▶ [Exercise brief]: Using the data below, copy each line that includes the word "Speed".

** Begin Stored records **

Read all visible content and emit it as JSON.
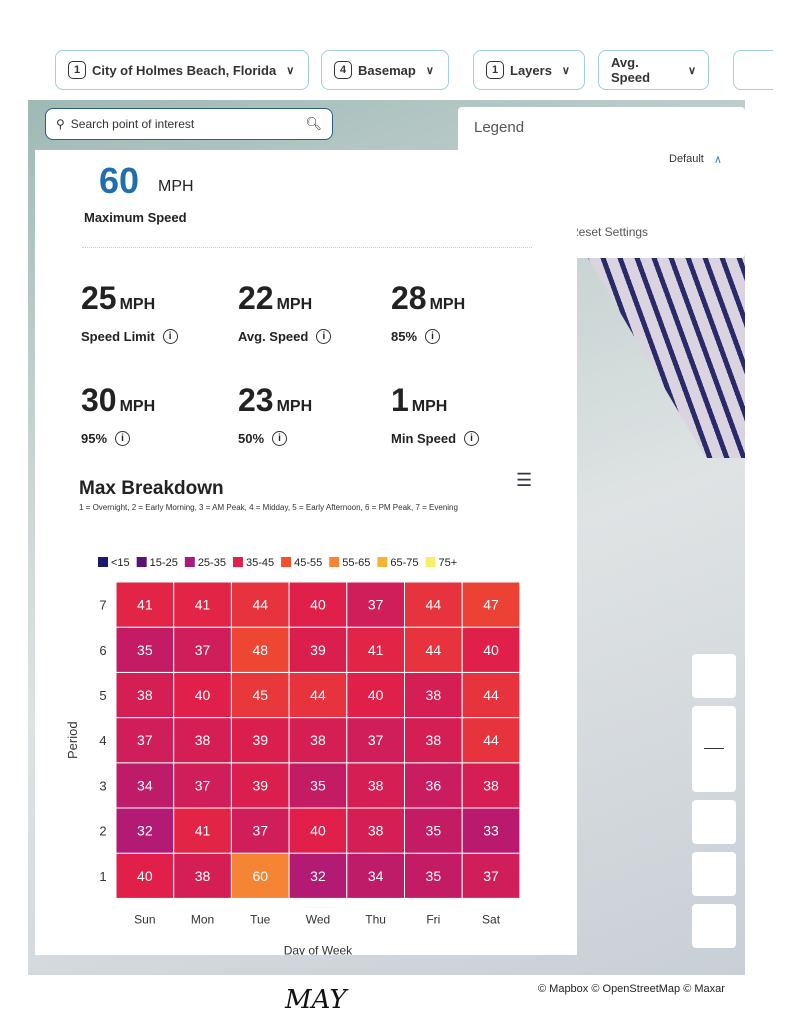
{
  "toolbar": {
    "location": {
      "count": "1",
      "label": "City of Holmes Beach, Florida"
    },
    "basemap": {
      "count": "4",
      "label": "Basemap"
    },
    "layers": {
      "count": "1",
      "label": "Layers"
    },
    "metric": {
      "label": "Avg. Speed"
    }
  },
  "search": {
    "placeholder": "Search point of interest"
  },
  "legend": {
    "title": "Legend",
    "preset": "Default",
    "reset": "Reset Settings"
  },
  "summary": {
    "max_value": "60",
    "max_unit": "MPH",
    "max_label": "Maximum Speed",
    "stats": [
      {
        "value": "25",
        "unit": "MPH",
        "label": "Speed Limit"
      },
      {
        "value": "22",
        "unit": "MPH",
        "label": "Avg. Speed"
      },
      {
        "value": "28",
        "unit": "MPH",
        "label": "85%"
      },
      {
        "value": "30",
        "unit": "MPH",
        "label": "95%"
      },
      {
        "value": "23",
        "unit": "MPH",
        "label": "50%"
      },
      {
        "value": "1",
        "unit": "MPH",
        "label": "Min Speed"
      }
    ]
  },
  "chart_data": {
    "type": "heatmap",
    "title": "Max Breakdown",
    "subtitle": "1 = Overnight, 2 = Early Morning, 3 = AM Peak, 4 = Midday, 5 = Early Afternoon, 6 = PM Peak, 7 = Evening",
    "xlabel": "Day of Week",
    "ylabel": "Period",
    "x": [
      "Sun",
      "Mon",
      "Tue",
      "Wed",
      "Thu",
      "Fri",
      "Sat"
    ],
    "y": [
      "1",
      "2",
      "3",
      "4",
      "5",
      "6",
      "7"
    ],
    "values": [
      [
        40,
        38,
        60,
        32,
        34,
        35,
        37
      ],
      [
        32,
        41,
        37,
        40,
        38,
        35,
        33
      ],
      [
        34,
        37,
        39,
        35,
        38,
        36,
        38
      ],
      [
        37,
        38,
        39,
        38,
        37,
        38,
        44
      ],
      [
        38,
        40,
        45,
        44,
        40,
        38,
        44
      ],
      [
        35,
        37,
        48,
        39,
        41,
        44,
        40
      ],
      [
        41,
        41,
        44,
        40,
        37,
        44,
        47
      ]
    ],
    "legend": [
      {
        "label": "<15",
        "color": "#1e1a6a"
      },
      {
        "label": "15-25",
        "color": "#5a1275"
      },
      {
        "label": "25-35",
        "color": "#a8187e"
      },
      {
        "label": "35-45",
        "color": "#e0204a"
      },
      {
        "label": "45-55",
        "color": "#f0502c"
      },
      {
        "label": "55-65",
        "color": "#f58535"
      },
      {
        "label": "65-75",
        "color": "#f6b434"
      },
      {
        "label": "75+",
        "color": "#f8ef6a"
      }
    ],
    "legend_position": "top"
  },
  "attribution": "© Mapbox © OpenStreetMap © Maxar",
  "handwritten_note": "MAY"
}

** End Stored records **

▶ [Exercise output]:
      "label": "Avg. Speed"
    "max_label": "Maximum Speed",
        "label": "Speed Limit"
        "label": "Avg. Speed"
        "label": "Min Speed"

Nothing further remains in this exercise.